The short-period Comet Holmes follows an orbit that falls between those of Mars and Jupiter, on an inclined path that carries it out of the plane of the Solar System. Its orbit takes a little under seven years to complete, so that it regularly enters the inner parts of the Solar System, though it does not approach the Sun more closely than Mars' orbit. It is not, therefore, easily detectable from Earth under most circumstances, even on its closer approaches to the Sun.

At times, however, it can become much more easily visible, because this comet is given to intense temporary outbursts of material. During these outbursts the comet's coma, the thin layer of gases wrapping its solid nucleus, expand temporarily to form an immense bright 'bubble' around the tiny icy core of the comet. This cloud of outburst material is truly enormous, reaching an estimated diameter of a million kilometres (while the comet's solid nucleus is no more than four kilometres in diameter). The mechanism behind these outbursts is not known in detail, but it appears to be related to a build-up of pressure within the comet's nucleus, driven by accumulated energy from the Sun.

Comet Holmes displayed one of these outbursts in November 1892, when it brightened to a point when it was faintly visible to the naked eye, and was discovered by the amateur astronomer Edwin Holmes. The comet faded again, and after being tracked through two subsequent returns to the inner Solar System, it was lost for some sixty years before being rediscovered. In 2007, Comet Holmes once again underwent one of its periodic outbursts, reaching magnitude +2.8 as seen from Earth (comparable with, for example, the star Alcyone in the Pleiades). A further, though rather less dramatic, outburst occurred on its return in 2015.
*****
» The problem: In the passage on Comet Holmes, who discovered the comet during its November 1892 outburst?

» Dataset:
*****
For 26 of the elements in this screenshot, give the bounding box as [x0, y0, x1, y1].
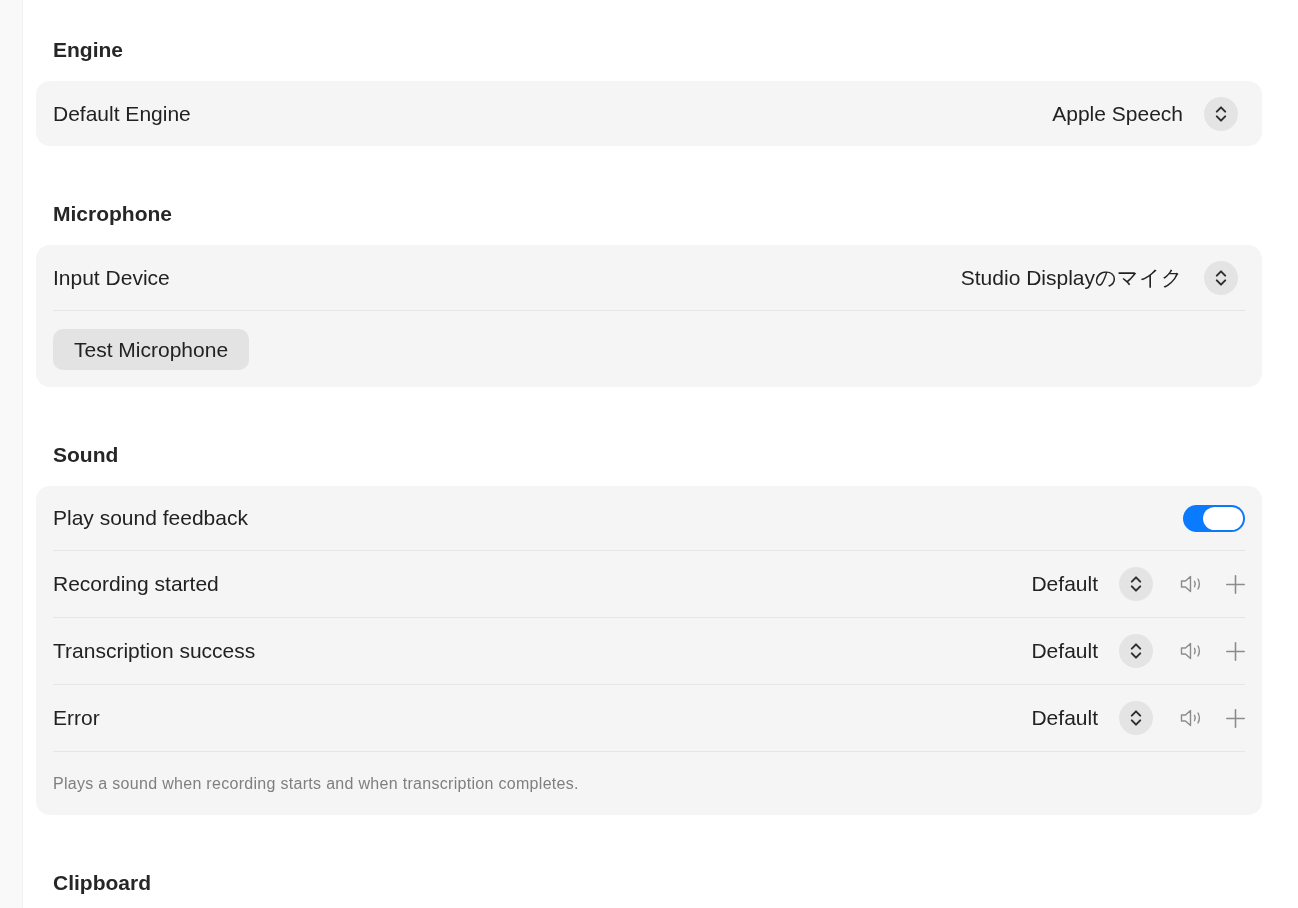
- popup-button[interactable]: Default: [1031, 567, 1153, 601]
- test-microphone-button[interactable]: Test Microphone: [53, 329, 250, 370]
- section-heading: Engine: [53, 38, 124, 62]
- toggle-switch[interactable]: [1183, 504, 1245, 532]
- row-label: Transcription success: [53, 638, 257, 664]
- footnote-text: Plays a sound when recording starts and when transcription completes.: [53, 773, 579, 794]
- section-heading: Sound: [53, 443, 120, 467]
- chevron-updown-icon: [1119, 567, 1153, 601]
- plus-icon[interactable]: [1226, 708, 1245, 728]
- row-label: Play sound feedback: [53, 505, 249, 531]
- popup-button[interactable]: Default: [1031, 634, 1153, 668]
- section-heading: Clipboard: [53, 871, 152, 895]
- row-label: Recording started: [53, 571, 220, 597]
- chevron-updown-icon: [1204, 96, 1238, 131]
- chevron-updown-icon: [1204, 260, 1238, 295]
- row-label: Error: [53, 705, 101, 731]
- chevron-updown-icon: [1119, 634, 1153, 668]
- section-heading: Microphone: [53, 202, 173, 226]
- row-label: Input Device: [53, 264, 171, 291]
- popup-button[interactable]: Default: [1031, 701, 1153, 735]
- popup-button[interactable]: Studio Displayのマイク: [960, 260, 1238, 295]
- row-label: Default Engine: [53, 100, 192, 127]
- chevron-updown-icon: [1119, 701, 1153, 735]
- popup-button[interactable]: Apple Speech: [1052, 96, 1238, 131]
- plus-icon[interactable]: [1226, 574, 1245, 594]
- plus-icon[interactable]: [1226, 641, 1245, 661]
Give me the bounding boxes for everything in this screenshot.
*****
» Expected answer: The amateur astronomer Edwin Holmes.